◆ Records for the exercise ◆
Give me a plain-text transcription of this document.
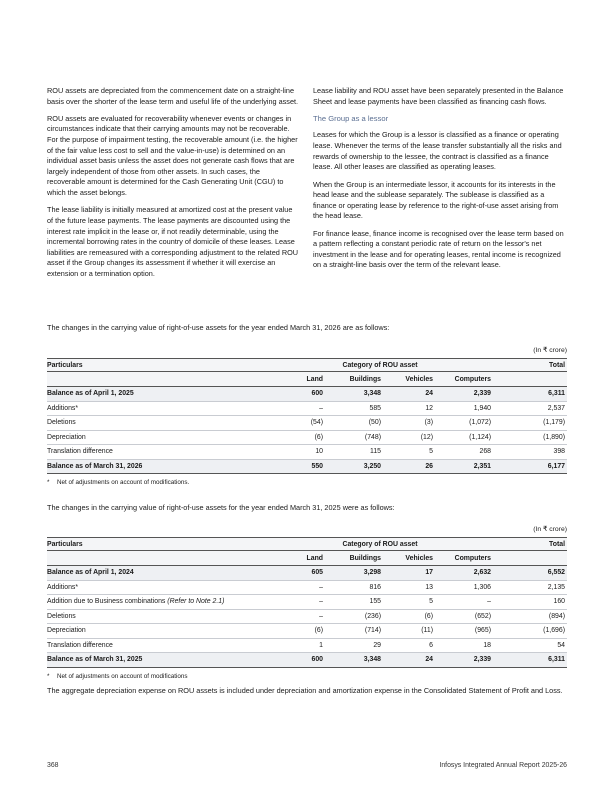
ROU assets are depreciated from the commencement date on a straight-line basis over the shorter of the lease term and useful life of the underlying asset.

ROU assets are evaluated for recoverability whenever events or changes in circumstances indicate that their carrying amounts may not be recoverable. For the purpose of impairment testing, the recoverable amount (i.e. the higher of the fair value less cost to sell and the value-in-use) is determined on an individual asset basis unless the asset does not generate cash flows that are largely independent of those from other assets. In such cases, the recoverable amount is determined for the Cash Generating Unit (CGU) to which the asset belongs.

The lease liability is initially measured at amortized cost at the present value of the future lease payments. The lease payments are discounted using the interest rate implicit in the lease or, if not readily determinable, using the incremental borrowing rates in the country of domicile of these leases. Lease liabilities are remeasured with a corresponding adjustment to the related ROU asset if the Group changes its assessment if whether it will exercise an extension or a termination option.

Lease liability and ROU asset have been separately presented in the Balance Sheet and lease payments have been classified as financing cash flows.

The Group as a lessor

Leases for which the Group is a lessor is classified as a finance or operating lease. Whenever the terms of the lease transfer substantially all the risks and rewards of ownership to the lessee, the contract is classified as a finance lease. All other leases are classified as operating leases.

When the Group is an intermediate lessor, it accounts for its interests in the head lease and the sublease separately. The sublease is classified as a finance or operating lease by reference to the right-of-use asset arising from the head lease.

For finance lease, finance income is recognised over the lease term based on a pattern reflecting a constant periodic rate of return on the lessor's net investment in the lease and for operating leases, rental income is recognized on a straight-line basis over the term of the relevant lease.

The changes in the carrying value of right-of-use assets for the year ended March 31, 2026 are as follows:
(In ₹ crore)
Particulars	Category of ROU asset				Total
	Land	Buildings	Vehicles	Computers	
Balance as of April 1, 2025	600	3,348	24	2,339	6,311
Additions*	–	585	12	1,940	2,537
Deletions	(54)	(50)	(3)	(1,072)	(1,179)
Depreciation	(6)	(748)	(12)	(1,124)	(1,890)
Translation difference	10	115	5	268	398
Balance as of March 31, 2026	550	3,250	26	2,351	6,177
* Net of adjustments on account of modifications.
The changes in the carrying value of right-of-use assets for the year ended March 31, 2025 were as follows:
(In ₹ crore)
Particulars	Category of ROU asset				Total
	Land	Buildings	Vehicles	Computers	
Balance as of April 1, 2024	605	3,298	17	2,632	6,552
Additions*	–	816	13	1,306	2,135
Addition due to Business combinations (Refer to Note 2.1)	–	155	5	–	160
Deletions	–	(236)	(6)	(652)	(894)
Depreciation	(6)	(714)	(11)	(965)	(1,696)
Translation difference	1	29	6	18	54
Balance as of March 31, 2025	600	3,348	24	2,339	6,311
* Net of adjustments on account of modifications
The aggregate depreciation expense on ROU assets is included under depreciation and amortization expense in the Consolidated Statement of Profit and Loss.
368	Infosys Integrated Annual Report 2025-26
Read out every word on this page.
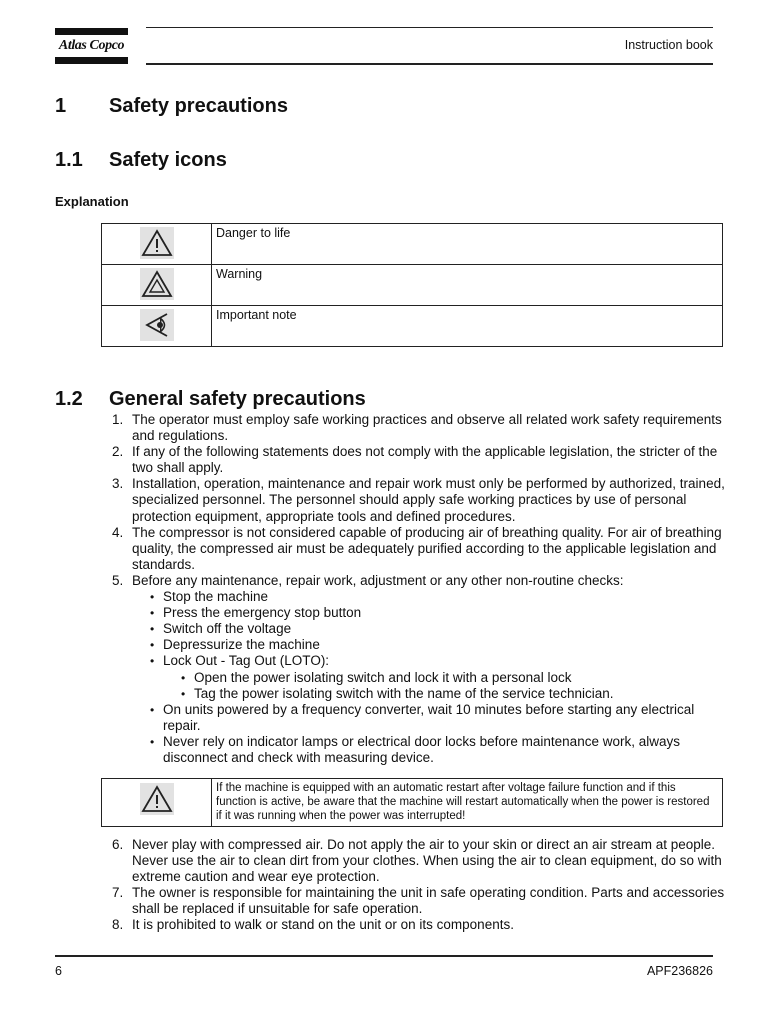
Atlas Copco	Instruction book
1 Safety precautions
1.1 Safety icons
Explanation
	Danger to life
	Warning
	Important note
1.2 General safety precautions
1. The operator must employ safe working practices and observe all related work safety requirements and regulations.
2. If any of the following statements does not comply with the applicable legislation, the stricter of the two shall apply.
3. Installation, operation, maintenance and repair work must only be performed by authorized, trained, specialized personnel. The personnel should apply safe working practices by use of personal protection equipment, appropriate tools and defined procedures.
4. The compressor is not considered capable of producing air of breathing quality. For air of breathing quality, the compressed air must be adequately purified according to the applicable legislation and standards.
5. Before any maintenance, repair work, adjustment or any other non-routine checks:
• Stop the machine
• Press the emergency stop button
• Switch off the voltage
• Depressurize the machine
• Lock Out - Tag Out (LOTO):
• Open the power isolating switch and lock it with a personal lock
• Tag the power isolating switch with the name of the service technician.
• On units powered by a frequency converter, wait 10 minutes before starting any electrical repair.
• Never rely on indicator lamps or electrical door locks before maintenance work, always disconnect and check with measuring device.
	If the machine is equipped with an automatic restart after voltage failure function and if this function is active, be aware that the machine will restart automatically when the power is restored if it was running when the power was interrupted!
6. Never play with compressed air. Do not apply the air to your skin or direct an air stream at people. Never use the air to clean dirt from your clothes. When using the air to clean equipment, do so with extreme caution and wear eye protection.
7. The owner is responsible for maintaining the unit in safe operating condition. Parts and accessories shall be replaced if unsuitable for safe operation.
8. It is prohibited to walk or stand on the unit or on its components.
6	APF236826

◆ Exercise prompt ◆
Give the number of lines that hold the word "work" in these records, with nothing added.

◆ Response ◆
4